Directions -> Only the number is wanted: how many lines contain "school"?

(Dataset items)
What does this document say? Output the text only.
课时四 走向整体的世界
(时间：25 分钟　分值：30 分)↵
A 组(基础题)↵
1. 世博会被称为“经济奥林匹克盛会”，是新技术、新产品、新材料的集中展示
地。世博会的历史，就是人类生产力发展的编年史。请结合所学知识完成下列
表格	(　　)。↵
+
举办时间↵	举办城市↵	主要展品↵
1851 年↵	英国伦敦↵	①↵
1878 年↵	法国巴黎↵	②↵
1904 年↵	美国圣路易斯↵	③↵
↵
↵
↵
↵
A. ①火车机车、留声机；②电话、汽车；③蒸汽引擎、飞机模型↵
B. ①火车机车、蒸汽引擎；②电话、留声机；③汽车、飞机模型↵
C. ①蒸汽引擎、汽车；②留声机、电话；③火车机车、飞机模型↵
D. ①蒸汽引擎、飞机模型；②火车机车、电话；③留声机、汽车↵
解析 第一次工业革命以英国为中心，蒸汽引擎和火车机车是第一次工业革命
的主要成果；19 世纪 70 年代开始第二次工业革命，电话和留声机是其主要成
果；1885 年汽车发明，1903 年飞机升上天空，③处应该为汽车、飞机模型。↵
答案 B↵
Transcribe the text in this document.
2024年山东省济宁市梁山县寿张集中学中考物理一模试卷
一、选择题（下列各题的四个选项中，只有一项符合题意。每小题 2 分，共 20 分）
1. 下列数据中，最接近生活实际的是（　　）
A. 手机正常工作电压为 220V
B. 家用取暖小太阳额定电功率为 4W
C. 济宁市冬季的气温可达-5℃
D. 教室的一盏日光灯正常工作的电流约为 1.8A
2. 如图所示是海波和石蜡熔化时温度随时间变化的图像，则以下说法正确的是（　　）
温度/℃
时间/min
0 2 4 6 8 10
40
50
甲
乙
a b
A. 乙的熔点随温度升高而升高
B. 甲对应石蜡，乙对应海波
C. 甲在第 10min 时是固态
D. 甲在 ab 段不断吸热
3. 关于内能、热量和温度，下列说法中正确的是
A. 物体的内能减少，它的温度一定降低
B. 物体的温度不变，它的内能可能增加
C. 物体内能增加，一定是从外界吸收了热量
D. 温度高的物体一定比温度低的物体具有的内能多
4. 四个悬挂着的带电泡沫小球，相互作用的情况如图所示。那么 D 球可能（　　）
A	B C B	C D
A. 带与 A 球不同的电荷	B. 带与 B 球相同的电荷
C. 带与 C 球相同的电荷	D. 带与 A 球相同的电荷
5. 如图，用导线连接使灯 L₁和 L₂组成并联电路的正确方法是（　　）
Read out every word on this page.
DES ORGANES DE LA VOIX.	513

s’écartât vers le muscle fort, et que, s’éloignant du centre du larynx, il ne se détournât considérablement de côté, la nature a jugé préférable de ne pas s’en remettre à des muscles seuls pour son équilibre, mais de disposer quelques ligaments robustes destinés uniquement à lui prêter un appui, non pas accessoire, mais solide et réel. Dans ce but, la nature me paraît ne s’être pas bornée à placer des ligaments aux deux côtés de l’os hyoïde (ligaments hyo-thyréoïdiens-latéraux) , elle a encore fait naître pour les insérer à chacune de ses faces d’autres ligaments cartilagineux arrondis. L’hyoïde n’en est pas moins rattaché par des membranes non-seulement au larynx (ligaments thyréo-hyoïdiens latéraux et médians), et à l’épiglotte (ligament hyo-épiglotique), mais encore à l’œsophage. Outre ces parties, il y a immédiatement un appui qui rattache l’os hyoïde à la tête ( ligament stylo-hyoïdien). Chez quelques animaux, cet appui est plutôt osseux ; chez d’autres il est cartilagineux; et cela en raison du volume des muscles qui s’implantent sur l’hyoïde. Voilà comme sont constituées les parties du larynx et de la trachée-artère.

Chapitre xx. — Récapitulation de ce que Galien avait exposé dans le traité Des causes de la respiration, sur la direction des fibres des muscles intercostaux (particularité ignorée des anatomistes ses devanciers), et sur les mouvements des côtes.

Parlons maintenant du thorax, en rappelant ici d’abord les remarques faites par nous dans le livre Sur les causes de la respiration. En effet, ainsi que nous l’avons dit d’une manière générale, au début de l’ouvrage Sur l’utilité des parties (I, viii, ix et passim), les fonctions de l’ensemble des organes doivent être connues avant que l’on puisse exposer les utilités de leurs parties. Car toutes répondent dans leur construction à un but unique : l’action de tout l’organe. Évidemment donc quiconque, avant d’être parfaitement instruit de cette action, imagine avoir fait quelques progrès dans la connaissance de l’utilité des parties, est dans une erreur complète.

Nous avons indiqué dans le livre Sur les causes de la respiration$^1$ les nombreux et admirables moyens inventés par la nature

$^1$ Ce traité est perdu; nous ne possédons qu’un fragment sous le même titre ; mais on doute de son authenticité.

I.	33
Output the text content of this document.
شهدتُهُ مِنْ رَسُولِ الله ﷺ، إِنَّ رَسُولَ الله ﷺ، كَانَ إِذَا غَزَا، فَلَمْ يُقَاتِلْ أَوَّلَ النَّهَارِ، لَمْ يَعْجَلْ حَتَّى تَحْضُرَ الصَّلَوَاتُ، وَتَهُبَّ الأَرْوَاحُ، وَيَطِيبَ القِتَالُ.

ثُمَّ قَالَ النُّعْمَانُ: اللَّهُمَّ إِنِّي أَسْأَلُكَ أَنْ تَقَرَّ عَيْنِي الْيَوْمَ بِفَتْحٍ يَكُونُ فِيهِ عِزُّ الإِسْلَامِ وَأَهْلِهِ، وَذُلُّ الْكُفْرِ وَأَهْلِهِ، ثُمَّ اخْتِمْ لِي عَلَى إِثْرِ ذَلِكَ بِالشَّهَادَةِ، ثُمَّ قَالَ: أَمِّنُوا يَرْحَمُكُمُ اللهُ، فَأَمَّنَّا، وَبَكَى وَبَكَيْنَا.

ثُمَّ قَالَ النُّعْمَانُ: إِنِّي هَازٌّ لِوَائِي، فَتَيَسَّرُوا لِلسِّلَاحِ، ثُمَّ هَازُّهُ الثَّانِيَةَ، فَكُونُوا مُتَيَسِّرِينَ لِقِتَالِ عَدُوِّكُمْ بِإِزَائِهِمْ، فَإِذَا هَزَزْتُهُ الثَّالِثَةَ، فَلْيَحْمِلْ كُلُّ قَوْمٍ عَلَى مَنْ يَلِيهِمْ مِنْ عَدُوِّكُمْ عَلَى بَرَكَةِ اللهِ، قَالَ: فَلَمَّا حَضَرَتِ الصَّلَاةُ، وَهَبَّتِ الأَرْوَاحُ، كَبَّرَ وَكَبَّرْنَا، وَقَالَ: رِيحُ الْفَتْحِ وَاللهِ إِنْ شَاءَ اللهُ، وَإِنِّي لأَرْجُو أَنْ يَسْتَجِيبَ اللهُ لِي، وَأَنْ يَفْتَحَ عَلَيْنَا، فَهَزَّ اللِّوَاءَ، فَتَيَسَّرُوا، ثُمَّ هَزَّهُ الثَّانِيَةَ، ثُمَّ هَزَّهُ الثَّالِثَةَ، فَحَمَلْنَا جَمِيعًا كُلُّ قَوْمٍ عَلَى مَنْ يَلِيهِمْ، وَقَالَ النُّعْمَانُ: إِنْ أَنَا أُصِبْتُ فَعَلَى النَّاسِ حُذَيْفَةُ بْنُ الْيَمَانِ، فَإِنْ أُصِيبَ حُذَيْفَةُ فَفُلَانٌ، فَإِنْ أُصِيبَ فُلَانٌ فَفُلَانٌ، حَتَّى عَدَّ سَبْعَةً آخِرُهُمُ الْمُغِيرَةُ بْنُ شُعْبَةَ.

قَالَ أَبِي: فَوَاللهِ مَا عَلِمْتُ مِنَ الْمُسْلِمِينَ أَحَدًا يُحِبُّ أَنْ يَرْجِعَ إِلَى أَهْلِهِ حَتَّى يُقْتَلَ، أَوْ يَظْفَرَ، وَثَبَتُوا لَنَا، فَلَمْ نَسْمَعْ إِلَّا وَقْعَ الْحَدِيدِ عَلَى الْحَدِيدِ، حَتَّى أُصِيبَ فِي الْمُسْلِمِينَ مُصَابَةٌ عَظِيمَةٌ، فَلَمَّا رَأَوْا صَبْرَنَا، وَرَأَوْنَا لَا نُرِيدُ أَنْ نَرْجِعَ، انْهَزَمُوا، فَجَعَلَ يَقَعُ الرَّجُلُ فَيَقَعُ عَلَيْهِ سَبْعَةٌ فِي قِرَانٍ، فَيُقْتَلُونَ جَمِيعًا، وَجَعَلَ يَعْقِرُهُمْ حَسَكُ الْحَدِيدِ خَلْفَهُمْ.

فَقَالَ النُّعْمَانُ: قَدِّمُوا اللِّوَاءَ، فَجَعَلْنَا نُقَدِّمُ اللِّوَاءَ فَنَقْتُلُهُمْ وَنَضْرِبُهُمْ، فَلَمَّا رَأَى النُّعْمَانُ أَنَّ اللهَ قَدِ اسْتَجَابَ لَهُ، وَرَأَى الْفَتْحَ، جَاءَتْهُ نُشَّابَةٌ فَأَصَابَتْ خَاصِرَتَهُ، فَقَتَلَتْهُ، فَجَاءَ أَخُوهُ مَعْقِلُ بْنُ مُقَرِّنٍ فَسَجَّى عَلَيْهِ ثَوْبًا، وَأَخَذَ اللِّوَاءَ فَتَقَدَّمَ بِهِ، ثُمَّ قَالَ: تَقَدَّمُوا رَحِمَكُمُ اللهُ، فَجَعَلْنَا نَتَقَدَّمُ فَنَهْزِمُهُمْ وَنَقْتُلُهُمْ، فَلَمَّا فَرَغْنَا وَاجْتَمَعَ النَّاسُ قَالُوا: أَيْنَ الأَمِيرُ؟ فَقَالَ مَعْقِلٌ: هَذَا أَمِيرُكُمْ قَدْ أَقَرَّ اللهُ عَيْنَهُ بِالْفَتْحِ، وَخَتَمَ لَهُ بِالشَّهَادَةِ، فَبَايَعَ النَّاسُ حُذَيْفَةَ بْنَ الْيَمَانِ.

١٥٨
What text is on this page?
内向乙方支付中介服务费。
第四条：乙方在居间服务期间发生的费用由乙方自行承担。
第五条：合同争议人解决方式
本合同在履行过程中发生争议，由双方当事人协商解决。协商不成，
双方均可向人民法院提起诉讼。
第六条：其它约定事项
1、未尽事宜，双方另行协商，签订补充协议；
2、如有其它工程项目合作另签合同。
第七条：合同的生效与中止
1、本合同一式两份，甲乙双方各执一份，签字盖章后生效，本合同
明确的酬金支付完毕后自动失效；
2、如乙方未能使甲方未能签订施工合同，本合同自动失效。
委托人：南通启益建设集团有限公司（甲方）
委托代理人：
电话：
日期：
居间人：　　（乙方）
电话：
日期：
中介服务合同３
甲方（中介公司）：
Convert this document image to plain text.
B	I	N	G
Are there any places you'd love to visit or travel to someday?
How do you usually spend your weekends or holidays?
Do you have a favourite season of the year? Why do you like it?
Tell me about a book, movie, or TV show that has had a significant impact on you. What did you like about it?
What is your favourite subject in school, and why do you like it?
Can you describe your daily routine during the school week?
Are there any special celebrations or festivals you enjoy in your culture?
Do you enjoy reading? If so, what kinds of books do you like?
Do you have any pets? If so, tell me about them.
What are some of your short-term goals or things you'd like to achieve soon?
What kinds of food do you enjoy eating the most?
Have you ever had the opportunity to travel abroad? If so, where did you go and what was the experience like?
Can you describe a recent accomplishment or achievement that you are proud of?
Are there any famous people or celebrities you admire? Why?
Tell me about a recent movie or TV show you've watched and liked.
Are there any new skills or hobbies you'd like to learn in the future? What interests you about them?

Result for this task -> 2